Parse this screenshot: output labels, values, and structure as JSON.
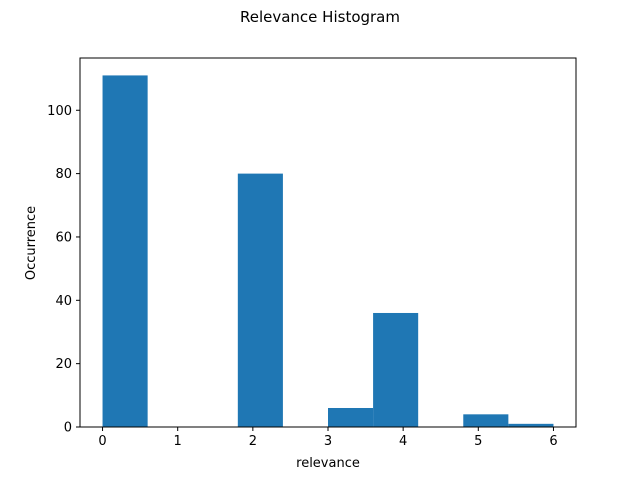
{
  "chart_data": {
    "type": "bar",
    "title": "Relevance Histogram",
    "xlabel": "relevance",
    "ylabel": "Occurrence",
    "xlim": [
      -0.3,
      6.3
    ],
    "ylim": [
      0,
      116.5
    ],
    "xticks": [
      0,
      1,
      2,
      3,
      4,
      5,
      6
    ],
    "yticks": [
      0,
      20,
      40,
      60,
      80,
      100
    ],
    "bin_edges": [
      0,
      0.6,
      1.2,
      1.8,
      2.4,
      3.0,
      3.6,
      4.2,
      4.8,
      5.4,
      6.0
    ],
    "values": [
      111,
      0,
      0,
      80,
      0,
      6,
      36,
      0,
      4,
      1
    ],
    "bar_color": "#1f77b4",
    "grid": false
  }
}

WHAT IS BEING ASKED:
Gather all lines from the records above in which "values" appears.

ANSWER IN FULL:
Parse this screenshot: output labels, values, and structure as JSON.
    "values": [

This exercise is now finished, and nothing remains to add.